RECORDS SUPPLIED:
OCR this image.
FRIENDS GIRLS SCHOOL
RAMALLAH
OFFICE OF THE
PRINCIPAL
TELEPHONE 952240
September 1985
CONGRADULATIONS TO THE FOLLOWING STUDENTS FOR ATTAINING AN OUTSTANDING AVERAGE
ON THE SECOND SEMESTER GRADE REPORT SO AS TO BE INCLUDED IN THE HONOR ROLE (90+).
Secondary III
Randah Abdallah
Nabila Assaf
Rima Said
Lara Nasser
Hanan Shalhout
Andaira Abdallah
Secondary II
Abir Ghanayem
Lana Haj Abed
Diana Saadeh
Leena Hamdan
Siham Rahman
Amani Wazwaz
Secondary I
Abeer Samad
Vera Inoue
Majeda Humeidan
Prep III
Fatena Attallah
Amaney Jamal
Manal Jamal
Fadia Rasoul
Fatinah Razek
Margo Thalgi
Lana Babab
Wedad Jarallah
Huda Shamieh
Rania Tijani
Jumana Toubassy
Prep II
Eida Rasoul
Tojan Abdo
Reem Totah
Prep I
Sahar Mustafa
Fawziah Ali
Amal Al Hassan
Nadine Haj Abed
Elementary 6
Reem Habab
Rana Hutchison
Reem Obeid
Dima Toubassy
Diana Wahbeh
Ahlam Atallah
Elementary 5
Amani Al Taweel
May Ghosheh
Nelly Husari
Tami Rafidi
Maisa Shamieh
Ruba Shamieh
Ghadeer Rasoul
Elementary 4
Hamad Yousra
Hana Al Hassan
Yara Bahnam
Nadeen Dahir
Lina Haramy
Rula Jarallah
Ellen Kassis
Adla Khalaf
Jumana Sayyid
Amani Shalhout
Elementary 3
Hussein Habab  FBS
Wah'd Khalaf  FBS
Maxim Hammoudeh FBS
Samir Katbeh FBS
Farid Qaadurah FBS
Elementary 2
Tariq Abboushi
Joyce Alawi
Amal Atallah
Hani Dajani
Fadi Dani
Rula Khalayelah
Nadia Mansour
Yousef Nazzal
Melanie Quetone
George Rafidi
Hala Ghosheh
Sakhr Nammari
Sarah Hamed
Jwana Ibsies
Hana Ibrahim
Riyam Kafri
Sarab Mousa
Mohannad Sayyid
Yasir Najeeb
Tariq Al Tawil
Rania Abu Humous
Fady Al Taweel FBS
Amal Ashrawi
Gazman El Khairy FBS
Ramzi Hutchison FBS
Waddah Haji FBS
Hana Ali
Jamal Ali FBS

TASK OBJECTIVE: A line counts if it holds the word "Elementary". How many lines of the entries count? Give the number only.

ANSWER IN FULL: 5